### SET TASK
Each record below should be output verbatim, without pictures.

┌──

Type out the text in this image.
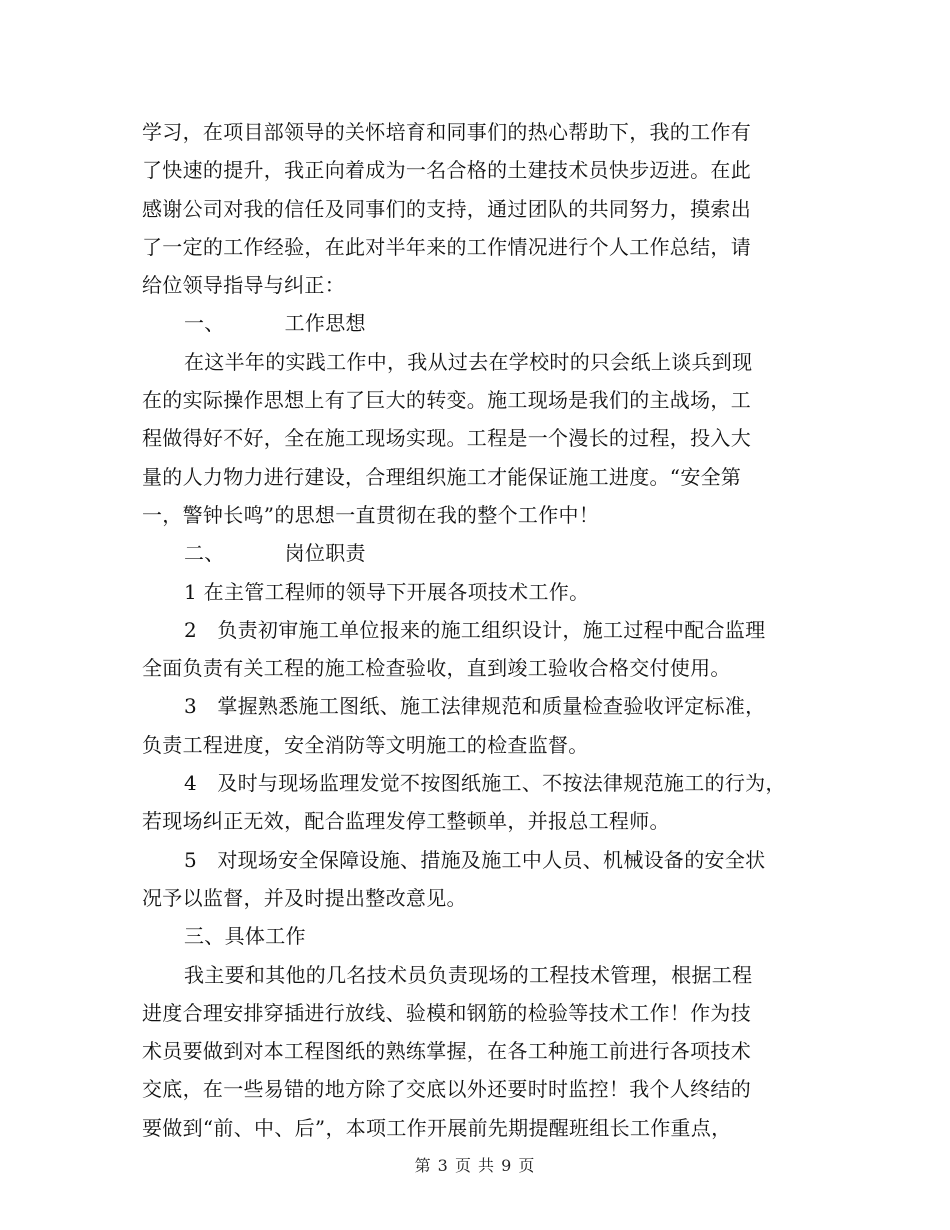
学习，在项目部领导的关怀培育和同事们的热心帮助下，我的工作有
了快速的提升，我正向着成为一名合格的土建技术员快步迈进。在此
感谢公司对我的信任及同事们的支持，通过团队的共同努力，摸索出
了一定的工作经验，在此对半年来的工作情况进行个人工作总结，请
给位领导指导与纠正：
一、	工作思想
在这半年的实践工作中，我从过去在学校时的只会纸上谈兵到现
在的实际操作思想上有了巨大的转变。施工现场是我们的主战场，工
程做得好不好，全在施工现场实现。工程是一个漫长的过程，投入大
量的人力物力进行建设，合理组织施工才能保证施工进度。“安全第
一，警钟长鸣”的思想一直贯彻在我的整个工作中！
二、	岗位职责
1 在主管工程师的领导下开展各项技术工作。
2　负责初审施工单位报来的施工组织设计，施工过程中配合监理
全面负责有关工程的施工检查验收，直到竣工验收合格交付使用。
3　掌握熟悉施工图纸、施工法律规范和质量检查验收评定标准，
负责工程进度，安全消防等文明施工的检查监督。
4　及时与现场监理发觉不按图纸施工、不按法律规范施工的行为，
若现场纠正无效，配合监理发停工整顿单，并报总工程师。
5　对现场安全保障设施、措施及施工中人员、机械设备的安全状
况予以监督，并及时提出整改意见。
三、具体工作
我主要和其他的几名技术员负责现场的工程技术管理，根据工程
进度合理安排穿插进行放线、验模和钢筋的检验等技术工作！作为技
术员要做到对本工程图纸的熟练掌握，在各工种施工前进行各项技术
交底，在一些易错的地方除了交底以外还要时时监控！我个人终结的
要做到“前、中、后”，本项工作开展前先期提醒班组长工作重点，
第 3 页 共 9 页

└──

### CORRECT RESPONSE
Type out the text in this image.
学习，在项目部领导的关怀培育和同事们的热心帮助下，我的工作有
了快速的提升，我正向着成为一名合格的土建技术员快步迈进。在此
感谢公司对我的信任及同事们的支持，通过团队的共同努力，摸索出
了一定的工作经验，在此对半年来的工作情况进行个人工作总结，请
给位领导指导与纠正：
一、	工作思想
在这半年的实践工作中，我从过去在学校时的只会纸上谈兵到现
在的实际操作思想上有了巨大的转变。施工现场是我们的主战场，工
程做得好不好，全在施工现场实现。工程是一个漫长的过程，投入大
量的人力物力进行建设，合理组织施工才能保证施工进度。“安全第
一，警钟长鸣”的思想一直贯彻在我的整个工作中！
二、	岗位职责
1 在主管工程师的领导下开展各项技术工作。
2　负责初审施工单位报来的施工组织设计，施工过程中配合监理
全面负责有关工程的施工检查验收，直到竣工验收合格交付使用。
3　掌握熟悉施工图纸、施工法律规范和质量检查验收评定标准，
负责工程进度，安全消防等文明施工的检查监督。
4　及时与现场监理发觉不按图纸施工、不按法律规范施工的行为，
若现场纠正无效，配合监理发停工整顿单，并报总工程师。
5　对现场安全保障设施、措施及施工中人员、机械设备的安全状
况予以监督，并及时提出整改意见。
三、具体工作
我主要和其他的几名技术员负责现场的工程技术管理，根据工程
进度合理安排穿插进行放线、验模和钢筋的检验等技术工作！作为技
术员要做到对本工程图纸的熟练掌握，在各工种施工前进行各项技术
交底，在一些易错的地方除了交底以外还要时时监控！我个人终结的
要做到“前、中、后”，本项工作开展前先期提醒班组长工作重点，
第 3 页 共 9 页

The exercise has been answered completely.